-- start --

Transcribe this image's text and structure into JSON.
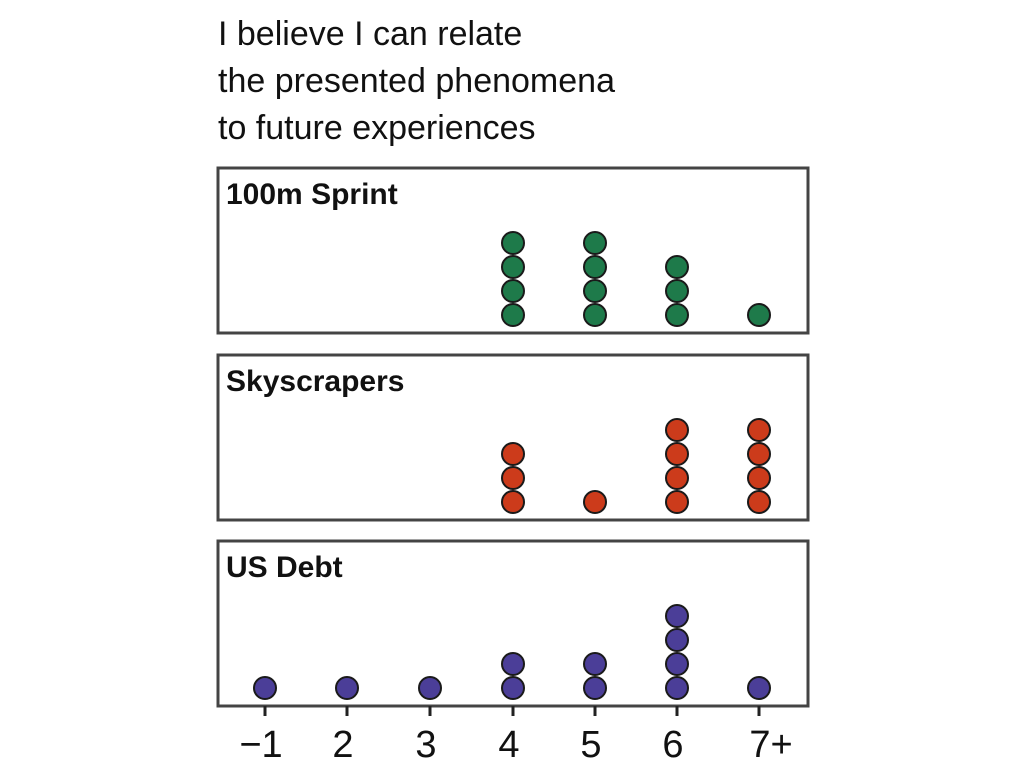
{
  "chart_data": {
    "type": "scatter",
    "subtype": "dot-plot",
    "title_lines": [
      "I believe I can relate",
      "the presented phenomena",
      "to future experiences"
    ],
    "x_ticks": [
      "−1",
      "2",
      "3",
      "4",
      "5",
      "6",
      "7+"
    ],
    "panels": [
      {
        "label": "100m Sprint",
        "color": "#1e7a4a",
        "counts": [
          0,
          0,
          0,
          4,
          4,
          3,
          1
        ]
      },
      {
        "label": "Skyscrapers",
        "color": "#cc3b1b",
        "counts": [
          0,
          0,
          0,
          3,
          1,
          4,
          4
        ]
      },
      {
        "label": "US Debt",
        "color": "#4b3e98",
        "counts": [
          1,
          1,
          1,
          2,
          2,
          4,
          1
        ]
      }
    ],
    "dot_stroke_color": "#1a1a1a",
    "panel_border_color": "#444444"
  }
}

-- end --

Copy every entry word for word, but omit the pictures.

(RESULT OF THIS EXERCISE)
Transcribe this image's text and structure into JSON.
{
  "chart_data": {
    "type": "scatter",
    "subtype": "dot-plot",
    "title_lines": [
      "I believe I can relate",
      "the presented phenomena",
      "to future experiences"
    ],
    "x_ticks": [
      "−1",
      "2",
      "3",
      "4",
      "5",
      "6",
      "7+"
    ],
    "panels": [
      {
        "label": "100m Sprint",
        "color": "#1e7a4a",
        "counts": [
          0,
          0,
          0,
          4,
          4,
          3,
          1
        ]
      },
      {
        "label": "Skyscrapers",
        "color": "#cc3b1b",
        "counts": [
          0,
          0,
          0,
          3,
          1,
          4,
          4
        ]
      },
      {
        "label": "US Debt",
        "color": "#4b3e98",
        "counts": [
          1,
          1,
          1,
          2,
          2,
          4,
          1
        ]
      }
    ],
    "dot_stroke_color": "#1a1a1a",
    "panel_border_color": "#444444"
  }
}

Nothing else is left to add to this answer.